## EXERCISE AIM
Copy the data word for word, keeping every line.

# start of PROVIDED ENTRIES

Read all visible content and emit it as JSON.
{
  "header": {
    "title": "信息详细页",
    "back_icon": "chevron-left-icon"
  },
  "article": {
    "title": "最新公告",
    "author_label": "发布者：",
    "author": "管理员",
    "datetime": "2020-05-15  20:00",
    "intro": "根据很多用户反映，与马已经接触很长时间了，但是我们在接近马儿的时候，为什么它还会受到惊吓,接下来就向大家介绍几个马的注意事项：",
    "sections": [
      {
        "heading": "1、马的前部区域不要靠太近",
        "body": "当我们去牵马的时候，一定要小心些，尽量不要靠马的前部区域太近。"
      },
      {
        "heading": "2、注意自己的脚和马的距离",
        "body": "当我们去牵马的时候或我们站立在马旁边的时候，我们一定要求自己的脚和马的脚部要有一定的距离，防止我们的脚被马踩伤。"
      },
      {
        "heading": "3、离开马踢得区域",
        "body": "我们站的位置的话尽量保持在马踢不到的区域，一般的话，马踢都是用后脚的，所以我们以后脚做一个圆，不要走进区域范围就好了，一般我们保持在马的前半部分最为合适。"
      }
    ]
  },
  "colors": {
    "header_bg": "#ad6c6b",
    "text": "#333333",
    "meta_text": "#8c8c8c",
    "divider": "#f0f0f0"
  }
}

# end of PROVIDED ENTRIES

## SOLUTION TO THIS EXERCISE
Read all visible content and emit it as JSON.
{
  "header": {
    "title": "信息详细页",
    "back_icon": "chevron-left-icon"
  },
  "article": {
    "title": "最新公告",
    "author_label": "发布者：",
    "author": "管理员",
    "datetime": "2020-05-15  20:00",
    "intro": "根据很多用户反映，与马已经接触很长时间了，但是我们在接近马儿的时候，为什么它还会受到惊吓,接下来就向大家介绍几个马的注意事项：",
    "sections": [
      {
        "heading": "1、马的前部区域不要靠太近",
        "body": "当我们去牵马的时候，一定要小心些，尽量不要靠马的前部区域太近。"
      },
      {
        "heading": "2、注意自己的脚和马的距离",
        "body": "当我们去牵马的时候或我们站立在马旁边的时候，我们一定要求自己的脚和马的脚部要有一定的距离，防止我们的脚被马踩伤。"
      },
      {
        "heading": "3、离开马踢得区域",
        "body": "我们站的位置的话尽量保持在马踢不到的区域，一般的话，马踢都是用后脚的，所以我们以后脚做一个圆，不要走进区域范围就好了，一般我们保持在马的前半部分最为合适。"
      }
    ]
  },
  "colors": {
    "header_bg": "#ad6c6b",
    "text": "#333333",
    "meta_text": "#8c8c8c",
    "divider": "#f0f0f0"
  }
}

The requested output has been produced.